▸ **Task to complete**: Write out each entry, exactly the way it appears.

BEGIN Available records

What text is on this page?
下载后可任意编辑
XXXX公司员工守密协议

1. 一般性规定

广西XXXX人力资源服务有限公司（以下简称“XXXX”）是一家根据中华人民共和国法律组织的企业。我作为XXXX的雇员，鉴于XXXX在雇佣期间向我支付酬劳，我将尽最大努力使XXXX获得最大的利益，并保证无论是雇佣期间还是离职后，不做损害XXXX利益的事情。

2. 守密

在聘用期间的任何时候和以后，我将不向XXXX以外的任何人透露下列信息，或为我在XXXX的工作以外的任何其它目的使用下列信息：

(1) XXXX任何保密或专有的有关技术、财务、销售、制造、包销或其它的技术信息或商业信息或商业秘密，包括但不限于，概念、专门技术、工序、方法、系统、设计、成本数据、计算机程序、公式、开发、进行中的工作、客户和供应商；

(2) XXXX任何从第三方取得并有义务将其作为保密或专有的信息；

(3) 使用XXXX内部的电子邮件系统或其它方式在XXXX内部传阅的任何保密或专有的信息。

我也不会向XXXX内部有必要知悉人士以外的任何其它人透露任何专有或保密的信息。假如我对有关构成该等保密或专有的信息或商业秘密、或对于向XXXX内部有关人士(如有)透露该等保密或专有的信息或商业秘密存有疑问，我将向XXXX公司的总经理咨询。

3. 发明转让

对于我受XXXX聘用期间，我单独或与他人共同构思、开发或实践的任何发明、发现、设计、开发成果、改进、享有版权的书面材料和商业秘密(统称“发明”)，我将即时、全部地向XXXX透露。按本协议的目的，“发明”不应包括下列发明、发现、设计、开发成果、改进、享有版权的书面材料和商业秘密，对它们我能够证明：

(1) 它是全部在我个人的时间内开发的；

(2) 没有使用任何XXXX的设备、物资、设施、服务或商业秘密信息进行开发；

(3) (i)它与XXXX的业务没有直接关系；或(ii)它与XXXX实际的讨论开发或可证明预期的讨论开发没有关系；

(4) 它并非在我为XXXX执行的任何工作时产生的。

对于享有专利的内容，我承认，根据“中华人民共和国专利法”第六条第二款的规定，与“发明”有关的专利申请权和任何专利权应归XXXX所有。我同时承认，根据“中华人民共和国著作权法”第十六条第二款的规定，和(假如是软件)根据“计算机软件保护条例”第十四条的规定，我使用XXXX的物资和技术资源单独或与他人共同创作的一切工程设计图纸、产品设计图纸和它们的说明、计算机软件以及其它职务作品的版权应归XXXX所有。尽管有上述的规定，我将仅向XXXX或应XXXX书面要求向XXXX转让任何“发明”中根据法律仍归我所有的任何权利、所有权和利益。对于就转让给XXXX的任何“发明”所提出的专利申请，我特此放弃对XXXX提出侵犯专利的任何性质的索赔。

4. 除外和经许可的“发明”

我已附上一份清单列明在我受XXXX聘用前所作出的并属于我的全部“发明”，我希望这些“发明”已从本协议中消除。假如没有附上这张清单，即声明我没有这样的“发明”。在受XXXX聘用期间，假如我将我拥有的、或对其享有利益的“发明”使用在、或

END Available records

▸ **Answer to this problem**:
What text is on this page?
下载后可任意编辑
XXXX公司员工守密协议

1. 一般性规定

广西XXXX人力资源服务有限公司（以下简称“XXXX”）是一家根据中华人民共和国法律组织的企业。我作为XXXX的雇员，鉴于XXXX在雇佣期间向我支付酬劳，我将尽最大努力使XXXX获得最大的利益，并保证无论是雇佣期间还是离职后，不做损害XXXX利益的事情。

2. 守密

在聘用期间的任何时候和以后，我将不向XXXX以外的任何人透露下列信息，或为我在XXXX的工作以外的任何其它目的使用下列信息：

(1) XXXX任何保密或专有的有关技术、财务、销售、制造、包销或其它的技术信息或商业信息或商业秘密，包括但不限于，概念、专门技术、工序、方法、系统、设计、成本数据、计算机程序、公式、开发、进行中的工作、客户和供应商；

(2) XXXX任何从第三方取得并有义务将其作为保密或专有的信息；

(3) 使用XXXX内部的电子邮件系统或其它方式在XXXX内部传阅的任何保密或专有的信息。

我也不会向XXXX内部有必要知悉人士以外的任何其它人透露任何专有或保密的信息。假如我对有关构成该等保密或专有的信息或商业秘密、或对于向XXXX内部有关人士(如有)透露该等保密或专有的信息或商业秘密存有疑问，我将向XXXX公司的总经理咨询。

3. 发明转让

对于我受XXXX聘用期间，我单独或与他人共同构思、开发或实践的任何发明、发现、设计、开发成果、改进、享有版权的书面材料和商业秘密(统称“发明”)，我将即时、全部地向XXXX透露。按本协议的目的，“发明”不应包括下列发明、发现、设计、开发成果、改进、享有版权的书面材料和商业秘密，对它们我能够证明：

(1) 它是全部在我个人的时间内开发的；

(2) 没有使用任何XXXX的设备、物资、设施、服务或商业秘密信息进行开发；

(3) (i)它与XXXX的业务没有直接关系；或(ii)它与XXXX实际的讨论开发或可证明预期的讨论开发没有关系；

(4) 它并非在我为XXXX执行的任何工作时产生的。

对于享有专利的内容，我承认，根据“中华人民共和国专利法”第六条第二款的规定，与“发明”有关的专利申请权和任何专利权应归XXXX所有。我同时承认，根据“中华人民共和国著作权法”第十六条第二款的规定，和(假如是软件)根据“计算机软件保护条例”第十四条的规定，我使用XXXX的物资和技术资源单独或与他人共同创作的一切工程设计图纸、产品设计图纸和它们的说明、计算机软件以及其它职务作品的版权应归XXXX所有。尽管有上述的规定，我将仅向XXXX或应XXXX书面要求向XXXX转让任何“发明”中根据法律仍归我所有的任何权利、所有权和利益。对于就转让给XXXX的任何“发明”所提出的专利申请，我特此放弃对XXXX提出侵犯专利的任何性质的索赔。

4. 除外和经许可的“发明”

我已附上一份清单列明在我受XXXX聘用前所作出的并属于我的全部“发明”，我希望这些“发明”已从本协议中消除。假如没有附上这张清单，即声明我没有这样的“发明”。在受XXXX聘用期间，假如我将我拥有的、或对其享有利益的“发明”使用在、或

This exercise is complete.